GIVEN REQUEST » Every record should be written out exactly, with the pictures left out.

>> Start RECORDS TO USE

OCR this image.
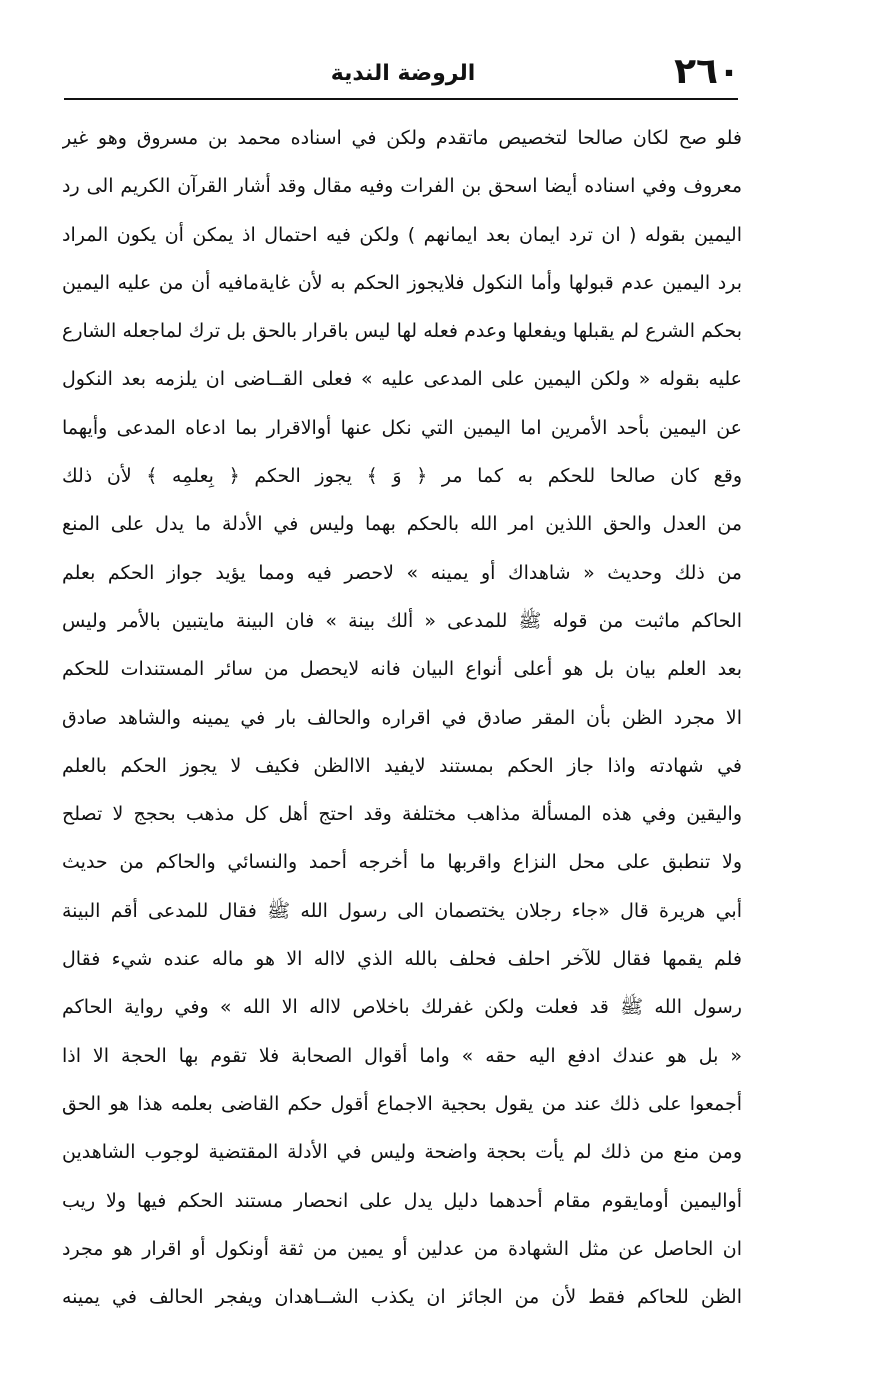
٢٦٠
الروضة الندية
فلو صح لكان صالحا لتخصيص ماتقدم ولكن في اسناده محمد بن مسروق وهو غير
معروف وفي اسناده أيضا اسحق بن الفرات وفيه مقال وقد أشار القرآن الكريم الى رد
اليمين بقوله ( ان ترد ايمان بعد ايمانهم ) ولكن فيه احتمال اذ يمكن أن يكون المراد
برد اليمين عدم قبولها وأما النكول فلايجوز الحكم به لأن غايةمافيه أن من عليه اليمين
بحكم الشرع لم يقبلها ويفعلها وعدم فعله لها ليس باقرار بالحق بل ترك لماجعله الشارع
عليه بقوله « ولكن اليمين على المدعى عليه » فعلى القــاضى ان يلزمه بعد النكول
عن اليمين بأحد الأمرين اما اليمين التي نكل عنها أوالاقرار بما ادعاه المدعى وأيهما
وقع كان صالحا للحكم به كما مر ﴿ وَ ﴾ يجوز الحكم ﴿ بِعلمِه ﴾ لأن ذلك
من العدل والحق اللذين امر الله بالحكم بهما وليس في الأدلة ما يدل على المنع
من ذلك وحديث « شاهداك أو يمينه » لاحصر فيه ومما يؤيد جواز الحكم بعلم
الحاكم ماثبت من قوله ﷺ للمدعى « ألك بينة » فان البينة مايتبين بالأمر وليس
بعد العلم بيان بل هو أعلى أنواع البيان فانه لايحصل من سائر المستندات للحكم
الا مجرد الظن بأن المقر صادق في اقراره والحالف بار في يمينه والشاهد صادق
في شهادته واذا جاز الحكم بمستند لايفيد الاالظن فكيف لا يجوز الحكم بالعلم
واليقين وفي هذه المسألة مذاهب مختلفة وقد احتج أهل كل مذهب بحجج لا تصلح
ولا تنطبق على محل النزاع واقربها ما أخرجه أحمد والنسائي والحاكم من حديث
أبي هريرة قال «جاء رجلان يختصمان الى رسول الله ﷺ فقال للمدعى أقم البينة
فلم يقمها فقال للآخر احلف فحلف بالله الذي لااله الا هو ماله عنده شيء فقال
رسول الله ﷺ قد فعلت ولكن غفرلك باخلاص لااله الا الله » وفي رواية الحاكم
« بل هو عندك ادفع اليه حقه » واما أقوال الصحابة فلا تقوم بها الحجة الا اذا
أجمعوا على ذلك عند من يقول بحجية الاجماع أقول حكم القاضى بعلمه هذا هو الحق
ومن منع من ذلك لم يأت بحجة واضحة وليس في الأدلة المقتضية لوجوب الشاهدين
أواليمين أومايقوم مقام أحدهما دليل يدل على انحصار مستند الحكم فيها ولا ريب
ان الحاصل عن مثل الشهادة من عدلين أو يمين من ثقة أونكول أو اقرار هو مجرد
الظن للحاكم فقط لأن من الجائز ان يكذب الشــاهدان ويفجر الحالف في يمينه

>> End RECORDS TO USE

COMPLETED TASK »
OCR this image.
٢٦٠
الروضة الندية
فلو صح لكان صالحا لتخصيص ماتقدم ولكن في اسناده محمد بن مسروق وهو غير
معروف وفي اسناده أيضا اسحق بن الفرات وفيه مقال وقد أشار القرآن الكريم الى رد
اليمين بقوله ( ان ترد ايمان بعد ايمانهم ) ولكن فيه احتمال اذ يمكن أن يكون المراد
برد اليمين عدم قبولها وأما النكول فلايجوز الحكم به لأن غايةمافيه أن من عليه اليمين
بحكم الشرع لم يقبلها ويفعلها وعدم فعله لها ليس باقرار بالحق بل ترك لماجعله الشارع
عليه بقوله « ولكن اليمين على المدعى عليه » فعلى القــاضى ان يلزمه بعد النكول
عن اليمين بأحد الأمرين اما اليمين التي نكل عنها أوالاقرار بما ادعاه المدعى وأيهما
وقع كان صالحا للحكم به كما مر ﴿ وَ ﴾ يجوز الحكم ﴿ بِعلمِه ﴾ لأن ذلك
من العدل والحق اللذين امر الله بالحكم بهما وليس في الأدلة ما يدل على المنع
من ذلك وحديث « شاهداك أو يمينه » لاحصر فيه ومما يؤيد جواز الحكم بعلم
الحاكم ماثبت من قوله ﷺ للمدعى « ألك بينة » فان البينة مايتبين بالأمر وليس
بعد العلم بيان بل هو أعلى أنواع البيان فانه لايحصل من سائر المستندات للحكم
الا مجرد الظن بأن المقر صادق في اقراره والحالف بار في يمينه والشاهد صادق
في شهادته واذا جاز الحكم بمستند لايفيد الاالظن فكيف لا يجوز الحكم بالعلم
واليقين وفي هذه المسألة مذاهب مختلفة وقد احتج أهل كل مذهب بحجج لا تصلح
ولا تنطبق على محل النزاع واقربها ما أخرجه أحمد والنسائي والحاكم من حديث
أبي هريرة قال «جاء رجلان يختصمان الى رسول الله ﷺ فقال للمدعى أقم البينة
فلم يقمها فقال للآخر احلف فحلف بالله الذي لااله الا هو ماله عنده شيء فقال
رسول الله ﷺ قد فعلت ولكن غفرلك باخلاص لااله الا الله » وفي رواية الحاكم
« بل هو عندك ادفع اليه حقه » واما أقوال الصحابة فلا تقوم بها الحجة الا اذا
أجمعوا على ذلك عند من يقول بحجية الاجماع أقول حكم القاضى بعلمه هذا هو الحق
ومن منع من ذلك لم يأت بحجة واضحة وليس في الأدلة المقتضية لوجوب الشاهدين
أواليمين أومايقوم مقام أحدهما دليل يدل على انحصار مستند الحكم فيها ولا ريب
ان الحاصل عن مثل الشهادة من عدلين أو يمين من ثقة أونكول أو اقرار هو مجرد
الظن للحاكم فقط لأن من الجائز ان يكذب الشــاهدان ويفجر الحالف في يمينه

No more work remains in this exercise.